• [Exercise prompt]:
You are to retype all of the data exactly as it appears.

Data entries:

□ □ □

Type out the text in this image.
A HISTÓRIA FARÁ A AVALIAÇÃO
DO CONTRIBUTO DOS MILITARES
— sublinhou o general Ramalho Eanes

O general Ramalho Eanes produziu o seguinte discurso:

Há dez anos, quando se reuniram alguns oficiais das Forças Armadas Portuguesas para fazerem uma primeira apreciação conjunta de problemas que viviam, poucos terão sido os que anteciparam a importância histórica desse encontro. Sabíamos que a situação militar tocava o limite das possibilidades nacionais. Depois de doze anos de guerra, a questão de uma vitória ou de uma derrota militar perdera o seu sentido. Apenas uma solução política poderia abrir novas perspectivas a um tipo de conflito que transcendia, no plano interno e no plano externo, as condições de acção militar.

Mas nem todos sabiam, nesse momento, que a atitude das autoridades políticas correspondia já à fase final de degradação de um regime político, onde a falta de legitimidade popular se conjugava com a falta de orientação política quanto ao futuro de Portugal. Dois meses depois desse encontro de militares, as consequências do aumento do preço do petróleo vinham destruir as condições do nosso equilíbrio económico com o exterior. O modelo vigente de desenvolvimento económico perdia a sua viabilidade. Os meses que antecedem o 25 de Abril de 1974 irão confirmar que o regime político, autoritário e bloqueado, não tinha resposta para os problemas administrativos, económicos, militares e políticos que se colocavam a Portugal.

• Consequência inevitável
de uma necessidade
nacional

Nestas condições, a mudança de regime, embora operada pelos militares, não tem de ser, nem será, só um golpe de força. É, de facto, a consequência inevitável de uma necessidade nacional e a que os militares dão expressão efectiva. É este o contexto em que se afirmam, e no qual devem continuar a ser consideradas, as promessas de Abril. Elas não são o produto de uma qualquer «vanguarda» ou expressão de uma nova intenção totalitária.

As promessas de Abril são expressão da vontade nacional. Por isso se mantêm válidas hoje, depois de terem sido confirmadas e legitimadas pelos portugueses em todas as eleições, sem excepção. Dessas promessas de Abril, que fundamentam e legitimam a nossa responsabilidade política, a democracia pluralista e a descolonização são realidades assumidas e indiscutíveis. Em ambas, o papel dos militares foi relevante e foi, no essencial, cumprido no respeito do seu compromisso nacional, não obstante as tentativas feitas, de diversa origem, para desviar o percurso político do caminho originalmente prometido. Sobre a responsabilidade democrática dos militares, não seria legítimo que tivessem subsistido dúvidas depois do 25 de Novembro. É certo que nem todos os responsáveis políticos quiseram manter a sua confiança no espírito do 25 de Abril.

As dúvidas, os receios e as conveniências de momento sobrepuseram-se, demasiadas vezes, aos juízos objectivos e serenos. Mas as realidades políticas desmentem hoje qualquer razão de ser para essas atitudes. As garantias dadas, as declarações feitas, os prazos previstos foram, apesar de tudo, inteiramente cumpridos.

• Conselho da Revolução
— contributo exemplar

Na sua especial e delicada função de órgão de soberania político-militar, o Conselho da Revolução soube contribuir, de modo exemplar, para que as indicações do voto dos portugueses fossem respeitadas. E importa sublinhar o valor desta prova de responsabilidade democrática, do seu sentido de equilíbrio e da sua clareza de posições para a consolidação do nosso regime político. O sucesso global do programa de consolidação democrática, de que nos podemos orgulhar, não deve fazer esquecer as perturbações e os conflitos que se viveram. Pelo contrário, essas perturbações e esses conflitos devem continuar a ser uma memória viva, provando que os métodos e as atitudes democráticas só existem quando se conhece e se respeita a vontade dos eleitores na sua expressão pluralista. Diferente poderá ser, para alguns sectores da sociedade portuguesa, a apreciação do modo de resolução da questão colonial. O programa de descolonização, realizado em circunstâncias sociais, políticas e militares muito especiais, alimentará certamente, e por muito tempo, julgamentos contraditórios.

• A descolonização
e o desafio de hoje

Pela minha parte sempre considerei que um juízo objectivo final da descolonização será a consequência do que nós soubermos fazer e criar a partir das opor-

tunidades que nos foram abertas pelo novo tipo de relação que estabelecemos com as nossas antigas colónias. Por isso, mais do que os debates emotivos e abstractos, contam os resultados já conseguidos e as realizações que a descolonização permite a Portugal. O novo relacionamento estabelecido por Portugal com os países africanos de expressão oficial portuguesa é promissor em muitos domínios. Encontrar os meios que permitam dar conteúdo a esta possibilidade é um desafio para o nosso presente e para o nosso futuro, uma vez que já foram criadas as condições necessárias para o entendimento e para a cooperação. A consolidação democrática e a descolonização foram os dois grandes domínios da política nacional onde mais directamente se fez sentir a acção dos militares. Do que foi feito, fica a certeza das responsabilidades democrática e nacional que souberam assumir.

□ □ □

• [Solution to this task]:
Type out the text in this image.
A HISTÓRIA FARÁ A AVALIAÇÃO
DO CONTRIBUTO DOS MILITARES
— sublinhou o general Ramalho Eanes

O general Ramalho Eanes produziu o seguinte discurso:

Há dez anos, quando se reuniram alguns oficiais das Forças Armadas Portuguesas para fazerem uma primeira apreciação conjunta de problemas que viviam, poucos terão sido os que anteciparam a importância histórica desse encontro. Sabíamos que a situação militar tocava o limite das possibilidades nacionais. Depois de doze anos de guerra, a questão de uma vitória ou de uma derrota militar perdera o seu sentido. Apenas uma solução política poderia abrir novas perspectivas a um tipo de conflito que transcendia, no plano interno e no plano externo, as condições de acção militar.

Mas nem todos sabiam, nesse momento, que a atitude das autoridades políticas correspondia já à fase final de degradação de um regime político, onde a falta de legitimidade popular se conjugava com a falta de orientação política quanto ao futuro de Portugal. Dois meses depois desse encontro de militares, as consequências do aumento do preço do petróleo vinham destruir as condições do nosso equilíbrio económico com o exterior. O modelo vigente de desenvolvimento económico perdia a sua viabilidade. Os meses que antecedem o 25 de Abril de 1974 irão confirmar que o regime político, autoritário e bloqueado, não tinha resposta para os problemas administrativos, económicos, militares e políticos que se colocavam a Portugal.

• Consequência inevitável
de uma necessidade
nacional

Nestas condições, a mudança de regime, embora operada pelos militares, não tem de ser, nem será, só um golpe de força. É, de facto, a consequência inevitável de uma necessidade nacional e a que os militares dão expressão efectiva. É este o contexto em que se afirmam, e no qual devem continuar a ser consideradas, as promessas de Abril. Elas não são o produto de uma qualquer «vanguarda» ou expressão de uma nova intenção totalitária.

As promessas de Abril são expressão da vontade nacional. Por isso se mantêm válidas hoje, depois de terem sido confirmadas e legitimadas pelos portugueses em todas as eleições, sem excepção. Dessas promessas de Abril, que fundamentam e legitimam a nossa responsabilidade política, a democracia pluralista e a descolonização são realidades assumidas e indiscutíveis. Em ambas, o papel dos militares foi relevante e foi, no essencial, cumprido no respeito do seu compromisso nacional, não obstante as tentativas feitas, de diversa origem, para desviar o percurso político do caminho originalmente prometido. Sobre a responsabilidade democrática dos militares, não seria legítimo que tivessem subsistido dúvidas depois do 25 de Novembro. É certo que nem todos os responsáveis políticos quiseram manter a sua confiança no espírito do 25 de Abril.

As dúvidas, os receios e as conveniências de momento sobrepuseram-se, demasiadas vezes, aos juízos objectivos e serenos. Mas as realidades políticas desmentem hoje qualquer razão de ser para essas atitudes. As garantias dadas, as declarações feitas, os prazos previstos foram, apesar de tudo, inteiramente cumpridos.

• Conselho da Revolução
— contributo exemplar

Na sua especial e delicada função de órgão de soberania político-militar, o Conselho da Revolução soube contribuir, de modo exemplar, para que as indicações do voto dos portugueses fossem respeitadas. E importa sublinhar o valor desta prova de responsabilidade democrática, do seu sentido de equilíbrio e da sua clareza de posições para a consolidação do nosso regime político. O sucesso global do programa de consolidação democrática, de que nos podemos orgulhar, não deve fazer esquecer as perturbações e os conflitos que se viveram. Pelo contrário, essas perturbações e esses conflitos devem continuar a ser uma memória viva, provando que os métodos e as atitudes democráticas só existem quando se conhece e se respeita a vontade dos eleitores na sua expressão pluralista. Diferente poderá ser, para alguns sectores da sociedade portuguesa, a apreciação do modo de resolução da questão colonial. O programa de descolonização, realizado em circunstâncias sociais, políticas e militares muito especiais, alimentará certamente, e por muito tempo, julgamentos contraditórios.

• A descolonização
e o desafio de hoje

Pela minha parte sempre considerei que um juízo objectivo final da descolonização será a consequência do que nós soubermos fazer e criar a partir das opor-

tunidades que nos foram abertas pelo novo tipo de relação que estabelecemos com as nossas antigas colónias. Por isso, mais do que os debates emotivos e abstractos, contam os resultados já conseguidos e as realizações que a descolonização permite a Portugal. O novo relacionamento estabelecido por Portugal com os países africanos de expressão oficial portuguesa é promissor em muitos domínios. Encontrar os meios que permitam dar conteúdo a esta possibilidade é um desafio para o nosso presente e para o nosso futuro, uma vez que já foram criadas as condições necessárias para o entendimento e para a cooperação. A consolidação democrática e a descolonização foram os dois grandes domínios da política nacional onde mais directamente se fez sentir a acção dos militares. Do que foi feito, fica a certeza das responsabilidades democrática e nacional que souberam assumir.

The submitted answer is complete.